Document extract –
-=-=-=-=-

IXRag Package¶
RAG (Retrieval-Augmented Generation) with LightRAG integration, document limiting, and reranking.
Overview¶
The ixrag package provides the retrieval layer for the Rose platform. It integrates with LightRAG to provide hybrid retrieval combining:
- Text Chunks: Traditional vector similarity search
- Entities: Knowledge graph entities extracted from documents
- Relationships: Connections between entities in the knowledge graph
Key Components¶
- LangGraph Retriever: Main retrieval orchestration with reranking
- Document Limiter: Intelligent document allocation and limiting
- Document Processor: Converts LightRAG responses to LangChain Documents
- Multi-Tenant Support: Isolated RAG instances per tenant
Reranking & Limiting Configuration¶
Configuration is defined in environment config files (e.g., development.toml, staging.toml, production.toml).
Config Options¶
| Option | Type | Default | Description |
|---|---|---|---|
mode |
string | "mix" |
RAG mode: global, local, hybrid, mix |
rerank_enabled |
bool | false |
Enable Cohere/Jina reranking |
limiter_enabled |
bool | true |
Enable type-based limiting (fallback when reranking disabled) |
rerank_top_k |
int | 20 |
Max documents returned (used by both reranking and limiting) |
rerank_provider |
string | "cohere" |
Reranking provider: cohere or jina |
rerank_model |
string | "rerank-v3.5" |
Model name for reranking |
relationships_enabled |
bool | true |
Include relationship documents in results |
graph_top_k |
int | 60 |
Initial retrieval limit for entities/relationships |
chunk_top_k |
int | 20 |
Initial retrieval limit for chunks |
Example Configuration¶
[lightrag]
mode = "mix"
rerank_enabled = true
limiter_enabled = true
rerank_top_k = 12
rerank_provider = "cohere"
rerank_model = "rerank-v3.5"
relationships_enabled = true
graph_top_k = 10
chunk_top_k = 15
Behavior Matrix¶
rerank_enabled |
limiter_enabled |
Behavior |
|---|---|---|
true |
- | Cohere/Jina reranks all documents together, returns top N by relevance |
false |
true |
Type-based allocation by RAG mode (see below) |
false |
false |
All documents returned without limiting |
Type-Based Allocation¶
When rerank_enabled=false and limiter_enabled=true, documents are allocated by type based on the RAG mode:
| Mode | Chunks | Entities | Relationships |
|---|---|---|---|
global |
30% | 35% | 35% |
local |
60% | 20% | 20% |
hybrid / mix |
30% | 30% | 40% |
The allocation percentages determine how the rerank_top_k budget is distributed across document types.

-=-=-=-=-

Exercise requirements –
[a] From the IXRag package page, extract the passage from "IXRag Package¶" to "development.toml, staging.toml, production.toml)." word for word.
[b] Write what comes next in the IXRag package page, starting after its last sentence.

Stored records –
-=-=-=-=-

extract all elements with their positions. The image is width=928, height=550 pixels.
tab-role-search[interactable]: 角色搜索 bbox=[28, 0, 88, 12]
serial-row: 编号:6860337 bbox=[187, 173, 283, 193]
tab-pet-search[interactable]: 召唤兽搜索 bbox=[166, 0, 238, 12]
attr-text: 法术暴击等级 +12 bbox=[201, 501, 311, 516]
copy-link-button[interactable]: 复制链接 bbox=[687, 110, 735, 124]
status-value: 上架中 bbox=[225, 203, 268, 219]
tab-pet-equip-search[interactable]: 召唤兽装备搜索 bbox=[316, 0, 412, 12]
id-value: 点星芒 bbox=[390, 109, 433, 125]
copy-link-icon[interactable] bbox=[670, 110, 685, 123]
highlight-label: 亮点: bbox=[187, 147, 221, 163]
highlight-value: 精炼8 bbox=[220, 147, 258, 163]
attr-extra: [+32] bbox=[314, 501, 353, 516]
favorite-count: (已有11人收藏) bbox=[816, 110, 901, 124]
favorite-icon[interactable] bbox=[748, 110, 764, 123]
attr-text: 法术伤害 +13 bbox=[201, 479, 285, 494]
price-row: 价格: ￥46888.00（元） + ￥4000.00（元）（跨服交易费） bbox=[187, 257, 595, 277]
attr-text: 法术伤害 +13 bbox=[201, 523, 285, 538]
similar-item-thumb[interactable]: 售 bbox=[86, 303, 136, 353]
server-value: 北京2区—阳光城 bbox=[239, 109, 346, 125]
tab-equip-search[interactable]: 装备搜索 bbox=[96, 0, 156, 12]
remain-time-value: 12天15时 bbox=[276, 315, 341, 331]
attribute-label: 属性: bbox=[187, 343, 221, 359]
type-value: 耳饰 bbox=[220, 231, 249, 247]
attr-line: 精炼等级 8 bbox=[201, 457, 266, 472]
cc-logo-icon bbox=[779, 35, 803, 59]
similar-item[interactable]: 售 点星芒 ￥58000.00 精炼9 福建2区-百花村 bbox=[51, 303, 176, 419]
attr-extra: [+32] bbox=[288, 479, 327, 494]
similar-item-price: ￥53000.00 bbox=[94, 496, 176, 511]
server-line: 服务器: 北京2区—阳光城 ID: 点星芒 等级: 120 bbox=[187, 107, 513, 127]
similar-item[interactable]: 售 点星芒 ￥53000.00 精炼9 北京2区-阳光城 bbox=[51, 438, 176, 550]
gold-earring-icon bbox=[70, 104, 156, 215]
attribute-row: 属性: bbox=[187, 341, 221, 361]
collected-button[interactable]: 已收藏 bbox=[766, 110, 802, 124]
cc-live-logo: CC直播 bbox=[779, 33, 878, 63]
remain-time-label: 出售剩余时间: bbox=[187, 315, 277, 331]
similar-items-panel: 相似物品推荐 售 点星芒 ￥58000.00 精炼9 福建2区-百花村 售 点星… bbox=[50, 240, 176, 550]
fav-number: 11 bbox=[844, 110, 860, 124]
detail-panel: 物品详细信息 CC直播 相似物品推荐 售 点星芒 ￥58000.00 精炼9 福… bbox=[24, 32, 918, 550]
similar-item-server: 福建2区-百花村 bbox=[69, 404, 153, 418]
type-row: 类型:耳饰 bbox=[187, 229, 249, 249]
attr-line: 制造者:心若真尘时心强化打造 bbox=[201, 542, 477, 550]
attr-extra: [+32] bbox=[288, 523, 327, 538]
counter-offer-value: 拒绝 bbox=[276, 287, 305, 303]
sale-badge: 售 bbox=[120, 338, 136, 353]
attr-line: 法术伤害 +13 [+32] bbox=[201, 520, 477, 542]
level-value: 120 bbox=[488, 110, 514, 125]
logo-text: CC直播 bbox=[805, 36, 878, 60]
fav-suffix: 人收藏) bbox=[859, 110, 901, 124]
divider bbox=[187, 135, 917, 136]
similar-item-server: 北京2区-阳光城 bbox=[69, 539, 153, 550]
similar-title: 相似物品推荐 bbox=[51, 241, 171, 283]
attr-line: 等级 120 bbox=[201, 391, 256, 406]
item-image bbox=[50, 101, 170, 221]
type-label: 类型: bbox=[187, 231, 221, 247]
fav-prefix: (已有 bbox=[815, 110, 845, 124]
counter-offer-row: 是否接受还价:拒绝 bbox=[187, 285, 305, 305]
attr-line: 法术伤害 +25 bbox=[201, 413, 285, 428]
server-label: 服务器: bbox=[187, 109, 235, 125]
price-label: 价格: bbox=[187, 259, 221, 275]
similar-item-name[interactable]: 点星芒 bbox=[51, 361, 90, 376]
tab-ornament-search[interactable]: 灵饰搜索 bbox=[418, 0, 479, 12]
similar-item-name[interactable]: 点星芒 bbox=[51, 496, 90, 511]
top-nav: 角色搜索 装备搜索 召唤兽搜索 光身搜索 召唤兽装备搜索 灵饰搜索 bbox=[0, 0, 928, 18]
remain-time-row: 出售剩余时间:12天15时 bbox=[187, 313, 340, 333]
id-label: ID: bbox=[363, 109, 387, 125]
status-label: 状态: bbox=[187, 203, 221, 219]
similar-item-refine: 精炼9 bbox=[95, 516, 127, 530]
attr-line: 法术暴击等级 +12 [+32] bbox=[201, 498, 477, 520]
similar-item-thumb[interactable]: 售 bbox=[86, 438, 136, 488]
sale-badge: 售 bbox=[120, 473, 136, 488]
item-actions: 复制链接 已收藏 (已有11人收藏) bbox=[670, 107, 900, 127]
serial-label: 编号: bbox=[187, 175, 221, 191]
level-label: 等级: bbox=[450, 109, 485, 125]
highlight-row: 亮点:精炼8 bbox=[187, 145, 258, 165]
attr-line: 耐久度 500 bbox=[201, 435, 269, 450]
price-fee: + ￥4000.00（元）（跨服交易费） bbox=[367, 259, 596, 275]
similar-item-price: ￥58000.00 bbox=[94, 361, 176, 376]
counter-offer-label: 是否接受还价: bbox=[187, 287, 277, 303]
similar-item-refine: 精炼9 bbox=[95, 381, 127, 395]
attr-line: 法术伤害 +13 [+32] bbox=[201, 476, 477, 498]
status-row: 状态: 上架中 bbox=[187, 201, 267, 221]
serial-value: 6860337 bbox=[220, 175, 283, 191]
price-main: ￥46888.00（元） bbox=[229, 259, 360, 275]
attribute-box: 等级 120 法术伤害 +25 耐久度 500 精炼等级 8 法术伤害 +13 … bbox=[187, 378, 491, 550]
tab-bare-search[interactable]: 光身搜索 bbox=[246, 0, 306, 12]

-=-=-=-=-

Responses by item number –
[a]
IXRag Package¶
RAG (Retrieval-Augmented Generation) with LightRAG integration, document limiting, and reranking.
Overview¶
The ixrag package provides the retrieval layer for the Rose platform. It integrates with LightRAG to provide hybrid retrieval combining:
- Text Chunks: Traditional vector similarity search
- Entities: Knowledge graph entities extracted from documents
- Relationships: Connections between entities in the knowledge graph
Key Components¶
- LangGraph Retriever: Main retrieval orchestration with reranking
- Document Limiter: Intelligent document allocation and limiting
- Document Processor: Converts LightRAG responses to LangChain Documents
- Multi-Tenant Support: Isolated RAG instances per tenant
Reranking & Limiting Configuration¶
Configuration is defined in environment config files (e.g., development.toml, staging.toml, production.toml).

[b]
Technical Details¶
Why We Call Cohere Ourselves¶
LightRAG has built-in reranking support, but it's bypassed when using only_need_context=True (which we use to get raw context without LLM generation). The retrieval flow is:
- LightRAG Query: Call with
only_need_context=Trueto get raw documents - Document Processing: Convert LightRAG response to LangChain Documents
- Reranking (if enabled): Call Cohere/Jina to rerank all documents by query relevance
- Limiting (fallback): Apply type-based allocation if reranking unavailable
This approach gives us:
- Full control over the reranking process
- Unified reranking across all document types (chunks, entities, relationships)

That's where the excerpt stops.